* **REQUIRED WORK**:
Please reproduce every line of these records exactly as they appear, without changing anything.

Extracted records
BEGIN
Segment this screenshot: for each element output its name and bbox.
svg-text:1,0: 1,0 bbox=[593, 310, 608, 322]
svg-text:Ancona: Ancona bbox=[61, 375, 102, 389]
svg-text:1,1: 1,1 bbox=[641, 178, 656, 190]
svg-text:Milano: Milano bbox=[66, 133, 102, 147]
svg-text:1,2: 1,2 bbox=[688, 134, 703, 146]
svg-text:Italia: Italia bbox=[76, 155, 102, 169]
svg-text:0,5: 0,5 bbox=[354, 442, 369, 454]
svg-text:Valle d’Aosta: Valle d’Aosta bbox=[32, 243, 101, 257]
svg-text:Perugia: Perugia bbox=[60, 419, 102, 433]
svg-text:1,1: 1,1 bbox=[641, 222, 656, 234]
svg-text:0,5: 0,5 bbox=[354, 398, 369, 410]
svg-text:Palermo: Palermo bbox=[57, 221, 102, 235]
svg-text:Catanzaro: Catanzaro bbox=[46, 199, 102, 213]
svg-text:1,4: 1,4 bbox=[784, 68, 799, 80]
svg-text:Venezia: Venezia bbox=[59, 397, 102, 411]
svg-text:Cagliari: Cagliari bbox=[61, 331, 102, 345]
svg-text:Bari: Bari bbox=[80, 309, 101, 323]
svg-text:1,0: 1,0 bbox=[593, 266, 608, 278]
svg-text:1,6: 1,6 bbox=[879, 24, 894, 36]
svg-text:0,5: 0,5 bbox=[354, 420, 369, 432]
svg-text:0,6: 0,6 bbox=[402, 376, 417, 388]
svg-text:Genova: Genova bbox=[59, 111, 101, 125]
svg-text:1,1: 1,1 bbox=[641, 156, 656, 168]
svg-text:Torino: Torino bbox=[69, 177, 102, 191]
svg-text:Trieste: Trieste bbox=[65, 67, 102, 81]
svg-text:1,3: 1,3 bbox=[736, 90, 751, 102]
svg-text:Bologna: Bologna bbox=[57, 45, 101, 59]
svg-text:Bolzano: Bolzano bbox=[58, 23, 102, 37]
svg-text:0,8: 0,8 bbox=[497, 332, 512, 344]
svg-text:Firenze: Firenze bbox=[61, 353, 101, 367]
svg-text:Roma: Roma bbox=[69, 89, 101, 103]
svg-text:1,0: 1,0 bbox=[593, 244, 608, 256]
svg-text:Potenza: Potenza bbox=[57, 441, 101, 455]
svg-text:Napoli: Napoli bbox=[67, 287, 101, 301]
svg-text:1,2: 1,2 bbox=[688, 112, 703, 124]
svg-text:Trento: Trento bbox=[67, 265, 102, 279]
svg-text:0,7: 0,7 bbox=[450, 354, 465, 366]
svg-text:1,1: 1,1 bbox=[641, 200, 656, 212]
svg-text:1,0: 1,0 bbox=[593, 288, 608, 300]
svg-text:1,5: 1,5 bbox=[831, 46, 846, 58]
END
* **RESULT FOR THIS EXERCISE**:
Segment this screenshot: for each element output its name and bbox.
svg-text:1,0: 1,0 bbox=[593, 310, 608, 322]
svg-text:Ancona: Ancona bbox=[61, 375, 102, 389]
svg-text:1,1: 1,1 bbox=[641, 178, 656, 190]
svg-text:Milano: Milano bbox=[66, 133, 102, 147]
svg-text:1,2: 1,2 bbox=[688, 134, 703, 146]
svg-text:Italia: Italia bbox=[76, 155, 102, 169]
svg-text:0,5: 0,5 bbox=[354, 442, 369, 454]
svg-text:Valle d’Aosta: Valle d’Aosta bbox=[32, 243, 101, 257]
svg-text:Perugia: Perugia bbox=[60, 419, 102, 433]
svg-text:1,1: 1,1 bbox=[641, 222, 656, 234]
svg-text:0,5: 0,5 bbox=[354, 398, 369, 410]
svg-text:Palermo: Palermo bbox=[57, 221, 102, 235]
svg-text:Catanzaro: Catanzaro bbox=[46, 199, 102, 213]
svg-text:1,4: 1,4 bbox=[784, 68, 799, 80]
svg-text:Venezia: Venezia bbox=[59, 397, 102, 411]
svg-text:Cagliari: Cagliari bbox=[61, 331, 102, 345]
svg-text:Bari: Bari bbox=[80, 309, 101, 323]
svg-text:1,0: 1,0 bbox=[593, 266, 608, 278]
svg-text:1,6: 1,6 bbox=[879, 24, 894, 36]
svg-text:0,5: 0,5 bbox=[354, 420, 369, 432]
svg-text:0,6: 0,6 bbox=[402, 376, 417, 388]
svg-text:Genova: Genova bbox=[59, 111, 101, 125]
svg-text:1,1: 1,1 bbox=[641, 156, 656, 168]
svg-text:Torino: Torino bbox=[69, 177, 102, 191]
svg-text:Trieste: Trieste bbox=[65, 67, 102, 81]
svg-text:1,3: 1,3 bbox=[736, 90, 751, 102]
svg-text:Bologna: Bologna bbox=[57, 45, 101, 59]
svg-text:Bolzano: Bolzano bbox=[58, 23, 102, 37]
svg-text:0,8: 0,8 bbox=[497, 332, 512, 344]
svg-text:Firenze: Firenze bbox=[61, 353, 101, 367]
svg-text:Roma: Roma bbox=[69, 89, 101, 103]
svg-text:1,0: 1,0 bbox=[593, 244, 608, 256]
svg-text:Potenza: Potenza bbox=[57, 441, 101, 455]
svg-text:Napoli: Napoli bbox=[67, 287, 101, 301]
svg-text:1,2: 1,2 bbox=[688, 112, 703, 124]
svg-text:Trento: Trento bbox=[67, 265, 102, 279]
svg-text:0,7: 0,7 bbox=[450, 354, 465, 366]
svg-text:1,1: 1,1 bbox=[641, 200, 656, 212]
svg-text:1,0: 1,0 bbox=[593, 288, 608, 300]
svg-text:1,5: 1,5 bbox=[831, 46, 846, 58]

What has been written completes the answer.